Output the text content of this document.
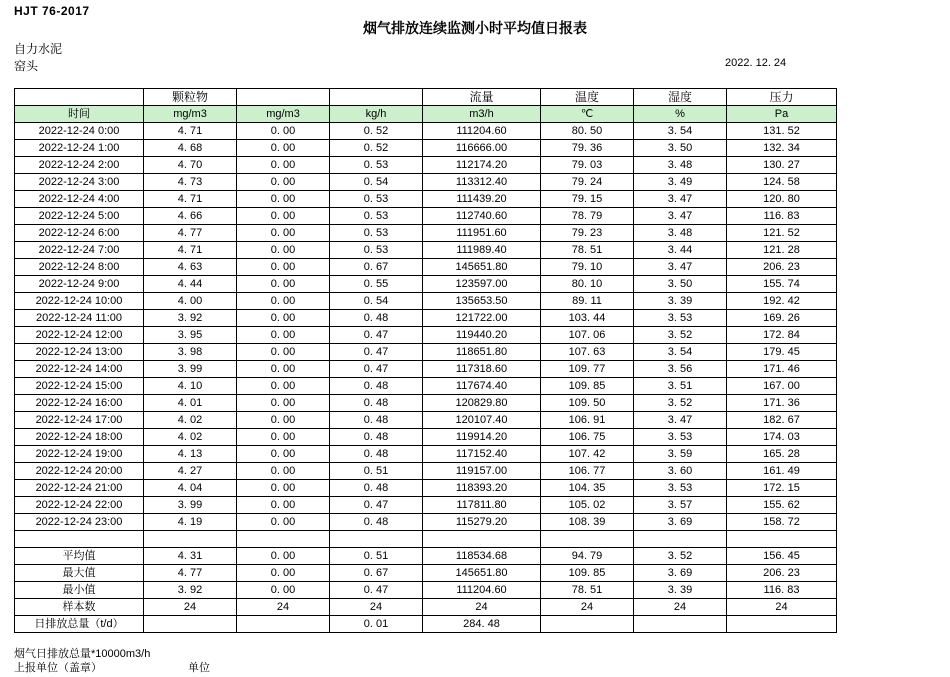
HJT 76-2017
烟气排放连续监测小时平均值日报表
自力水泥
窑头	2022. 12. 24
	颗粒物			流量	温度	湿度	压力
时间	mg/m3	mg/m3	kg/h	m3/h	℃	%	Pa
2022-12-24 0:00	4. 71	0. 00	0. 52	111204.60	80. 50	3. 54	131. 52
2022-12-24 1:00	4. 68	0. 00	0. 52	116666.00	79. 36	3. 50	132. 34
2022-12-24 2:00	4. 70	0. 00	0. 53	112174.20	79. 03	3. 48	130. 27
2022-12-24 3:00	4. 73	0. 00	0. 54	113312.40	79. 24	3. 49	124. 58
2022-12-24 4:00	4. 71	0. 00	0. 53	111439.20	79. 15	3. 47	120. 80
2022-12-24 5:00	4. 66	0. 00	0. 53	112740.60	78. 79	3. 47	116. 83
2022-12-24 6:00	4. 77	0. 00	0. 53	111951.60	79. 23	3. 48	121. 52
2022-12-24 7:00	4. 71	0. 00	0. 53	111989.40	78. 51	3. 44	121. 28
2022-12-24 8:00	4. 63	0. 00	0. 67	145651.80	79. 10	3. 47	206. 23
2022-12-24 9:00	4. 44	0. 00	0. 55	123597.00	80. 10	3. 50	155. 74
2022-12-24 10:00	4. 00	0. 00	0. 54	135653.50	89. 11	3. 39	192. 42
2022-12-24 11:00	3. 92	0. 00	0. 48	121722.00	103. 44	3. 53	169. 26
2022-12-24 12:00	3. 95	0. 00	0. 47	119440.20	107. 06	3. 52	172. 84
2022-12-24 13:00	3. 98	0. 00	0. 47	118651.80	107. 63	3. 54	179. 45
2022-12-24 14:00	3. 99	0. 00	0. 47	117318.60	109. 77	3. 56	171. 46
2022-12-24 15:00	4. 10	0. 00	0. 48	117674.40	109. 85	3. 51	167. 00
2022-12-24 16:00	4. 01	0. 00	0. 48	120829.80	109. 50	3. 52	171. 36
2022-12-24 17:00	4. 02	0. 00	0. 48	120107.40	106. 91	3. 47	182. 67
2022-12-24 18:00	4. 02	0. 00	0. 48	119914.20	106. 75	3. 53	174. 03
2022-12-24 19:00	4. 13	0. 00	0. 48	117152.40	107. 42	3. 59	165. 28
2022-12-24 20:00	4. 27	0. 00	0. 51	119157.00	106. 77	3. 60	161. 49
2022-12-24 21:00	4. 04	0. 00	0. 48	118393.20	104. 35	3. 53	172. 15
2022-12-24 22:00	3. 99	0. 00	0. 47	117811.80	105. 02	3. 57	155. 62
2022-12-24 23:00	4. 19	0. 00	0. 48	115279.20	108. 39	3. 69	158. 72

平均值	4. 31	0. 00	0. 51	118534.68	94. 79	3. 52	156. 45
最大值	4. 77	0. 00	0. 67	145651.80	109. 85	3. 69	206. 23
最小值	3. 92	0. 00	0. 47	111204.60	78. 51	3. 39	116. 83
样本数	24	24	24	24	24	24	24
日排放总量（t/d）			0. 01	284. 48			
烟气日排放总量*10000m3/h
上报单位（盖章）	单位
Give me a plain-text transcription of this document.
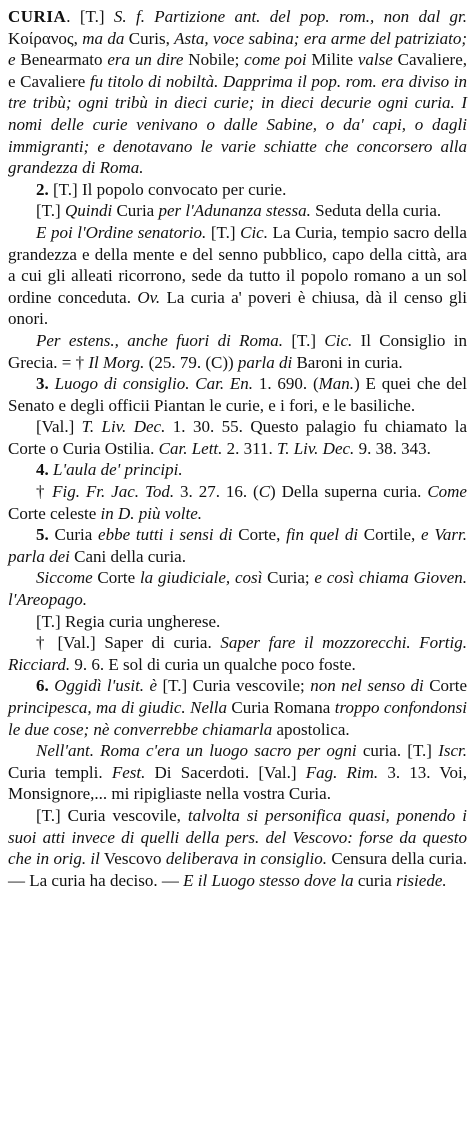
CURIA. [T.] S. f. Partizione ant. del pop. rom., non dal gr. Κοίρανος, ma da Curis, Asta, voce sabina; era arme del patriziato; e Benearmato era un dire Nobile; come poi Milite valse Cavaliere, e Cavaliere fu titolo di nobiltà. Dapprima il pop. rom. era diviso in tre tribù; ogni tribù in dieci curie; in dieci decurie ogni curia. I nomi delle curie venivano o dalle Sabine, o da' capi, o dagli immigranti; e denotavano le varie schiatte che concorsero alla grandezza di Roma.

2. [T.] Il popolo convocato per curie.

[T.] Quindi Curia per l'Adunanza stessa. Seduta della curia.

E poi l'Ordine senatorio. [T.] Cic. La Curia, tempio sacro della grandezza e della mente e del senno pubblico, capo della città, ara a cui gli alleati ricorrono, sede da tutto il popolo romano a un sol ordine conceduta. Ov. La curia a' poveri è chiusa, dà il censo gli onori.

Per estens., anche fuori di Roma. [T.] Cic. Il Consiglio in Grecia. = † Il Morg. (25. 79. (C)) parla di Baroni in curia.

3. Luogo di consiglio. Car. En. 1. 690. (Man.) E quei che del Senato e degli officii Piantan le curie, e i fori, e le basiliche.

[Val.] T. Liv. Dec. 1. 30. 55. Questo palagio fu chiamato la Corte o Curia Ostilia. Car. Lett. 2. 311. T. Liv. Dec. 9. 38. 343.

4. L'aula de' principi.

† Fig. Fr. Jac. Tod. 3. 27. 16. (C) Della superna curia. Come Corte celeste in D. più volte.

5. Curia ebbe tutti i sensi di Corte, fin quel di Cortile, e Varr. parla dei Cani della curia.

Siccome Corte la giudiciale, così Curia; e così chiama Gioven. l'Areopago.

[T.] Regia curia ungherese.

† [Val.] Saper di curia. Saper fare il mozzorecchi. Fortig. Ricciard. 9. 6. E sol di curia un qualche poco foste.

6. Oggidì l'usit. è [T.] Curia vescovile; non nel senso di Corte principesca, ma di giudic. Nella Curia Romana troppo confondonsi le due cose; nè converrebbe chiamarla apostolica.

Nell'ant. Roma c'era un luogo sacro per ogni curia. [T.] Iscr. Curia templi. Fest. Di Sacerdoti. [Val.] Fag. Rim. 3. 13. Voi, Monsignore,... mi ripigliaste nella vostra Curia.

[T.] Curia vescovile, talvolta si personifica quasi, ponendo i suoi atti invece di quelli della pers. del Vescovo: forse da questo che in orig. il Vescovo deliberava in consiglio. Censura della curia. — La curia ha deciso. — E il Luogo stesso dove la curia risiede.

• • • • •

Goal of the exercise:
Reproduce each entry precisely, dropping only the pictures.

Finished answer:
Output the text content of this document.
HJT 76-2017
烟气排放连续监测小时平均值日报表
自力水泥
窑头	2022. 12. 24
	颗粒物			流量	温度	湿度	压力
时间	mg/m3	mg/m3	kg/h	m3/h	℃	%	Pa
2022-12-24 0:00	4. 71	0. 00	0. 52	111204.60	80. 50	3. 54	131. 52
2022-12-24 1:00	4. 68	0. 00	0. 52	116666.00	79. 36	3. 50	132. 34
2022-12-24 2:00	4. 70	0. 00	0. 53	112174.20	79. 03	3. 48	130. 27
2022-12-24 3:00	4. 73	0. 00	0. 54	113312.40	79. 24	3. 49	124. 58
2022-12-24 4:00	4. 71	0. 00	0. 53	111439.20	79. 15	3. 47	120. 80
2022-12-24 5:00	4. 66	0. 00	0. 53	112740.60	78. 79	3. 47	116. 83
2022-12-24 6:00	4. 77	0. 00	0. 53	111951.60	79. 23	3. 48	121. 52
2022-12-24 7:00	4. 71	0. 00	0. 53	111989.40	78. 51	3. 44	121. 28
2022-12-24 8:00	4. 63	0. 00	0. 67	145651.80	79. 10	3. 47	206. 23
2022-12-24 9:00	4. 44	0. 00	0. 55	123597.00	80. 10	3. 50	155. 74
2022-12-24 10:00	4. 00	0. 00	0. 54	135653.50	89. 11	3. 39	192. 42
2022-12-24 11:00	3. 92	0. 00	0. 48	121722.00	103. 44	3. 53	169. 26
2022-12-24 12:00	3. 95	0. 00	0. 47	119440.20	107. 06	3. 52	172. 84
2022-12-24 13:00	3. 98	0. 00	0. 47	118651.80	107. 63	3. 54	179. 45
2022-12-24 14:00	3. 99	0. 00	0. 47	117318.60	109. 77	3. 56	171. 46
2022-12-24 15:00	4. 10	0. 00	0. 48	117674.40	109. 85	3. 51	167. 00
2022-12-24 16:00	4. 01	0. 00	0. 48	120829.80	109. 50	3. 52	171. 36
2022-12-24 17:00	4. 02	0. 00	0. 48	120107.40	106. 91	3. 47	182. 67
2022-12-24 18:00	4. 02	0. 00	0. 48	119914.20	106. 75	3. 53	174. 03
2022-12-24 19:00	4. 13	0. 00	0. 48	117152.40	107. 42	3. 59	165. 28
2022-12-24 20:00	4. 27	0. 00	0. 51	119157.00	106. 77	3. 60	161. 49
2022-12-24 21:00	4. 04	0. 00	0. 48	118393.20	104. 35	3. 53	172. 15
2022-12-24 22:00	3. 99	0. 00	0. 47	117811.80	105. 02	3. 57	155. 62
2022-12-24 23:00	4. 19	0. 00	0. 48	115279.20	108. 39	3. 69	158. 72

平均值	4. 31	0. 00	0. 51	118534.68	94. 79	3. 52	156. 45
最大值	4. 77	0. 00	0. 67	145651.80	109. 85	3. 69	206. 23
最小值	3. 92	0. 00	0. 47	111204.60	78. 51	3. 39	116. 83
样本数	24	24	24	24	24	24	24
日排放总量（t/d）			0. 01	284. 48			
烟气日排放总量*10000m3/h
上报单位（盖章）	单位
Give me a plain-text transcription of this document.
CURIA. [T.] S. f. Partizione ant. del pop. rom., non dal gr. Κοίρανος, ma da Curis, Asta, voce sabina; era arme del patriziato; e Benearmato era un dire Nobile; come poi Milite valse Cavaliere, e Cavaliere fu titolo di nobiltà. Dapprima il pop. rom. era diviso in tre tribù; ogni tribù in dieci curie; in dieci decurie ogni curia. I nomi delle curie venivano o dalle Sabine, o da' capi, o dagli immigranti; e denotavano le varie schiatte che concorsero alla grandezza di Roma.

2. [T.] Il popolo convocato per curie.

[T.] Quindi Curia per l'Adunanza stessa. Seduta della curia.

E poi l'Ordine senatorio. [T.] Cic. La Curia, tempio sacro della grandezza e della mente e del senno pubblico, capo della città, ara a cui gli alleati ricorrono, sede da tutto il popolo romano a un sol ordine conceduta. Ov. La curia a' poveri è chiusa, dà il censo gli onori.

Per estens., anche fuori di Roma. [T.] Cic. Il Consiglio in Grecia. = † Il Morg. (25. 79. (C)) parla di Baroni in curia.

3. Luogo di consiglio. Car. En. 1. 690. (Man.) E quei che del Senato e degli officii Piantan le curie, e i fori, e le basiliche.

[Val.] T. Liv. Dec. 1. 30. 55. Questo palagio fu chiamato la Corte o Curia Ostilia. Car. Lett. 2. 311. T. Liv. Dec. 9. 38. 343.

4. L'aula de' principi.

† Fig. Fr. Jac. Tod. 3. 27. 16. (C) Della superna curia. Come Corte celeste in D. più volte.

5. Curia ebbe tutti i sensi di Corte, fin quel di Cortile, e Varr. parla dei Cani della curia.

Siccome Corte la giudiciale, così Curia; e così chiama Gioven. l'Areopago.

[T.] Regia curia ungherese.

† [Val.] Saper di curia. Saper fare il mozzorecchi. Fortig. Ricciard. 9. 6. E sol di curia un qualche poco foste.

6. Oggidì l'usit. è [T.] Curia vescovile; non nel senso di Corte principesca, ma di giudic. Nella Curia Romana troppo confondonsi le due cose; nè converrebbe chiamarla apostolica.

Nell'ant. Roma c'era un luogo sacro per ogni curia. [T.] Iscr. Curia templi. Fest. Di Sacerdoti. [Val.] Fag. Rim. 3. 13. Voi, Monsignore,... mi ripigliaste nella vostra Curia.

[T.] Curia vescovile, talvolta si personifica quasi, ponendo i suoi atti invece di quelli della pers. del Vescovo: forse da questo che in orig. il Vescovo deliberava in consiglio. Censura della curia. — La curia ha deciso. — E il Luogo stesso dove la curia risiede.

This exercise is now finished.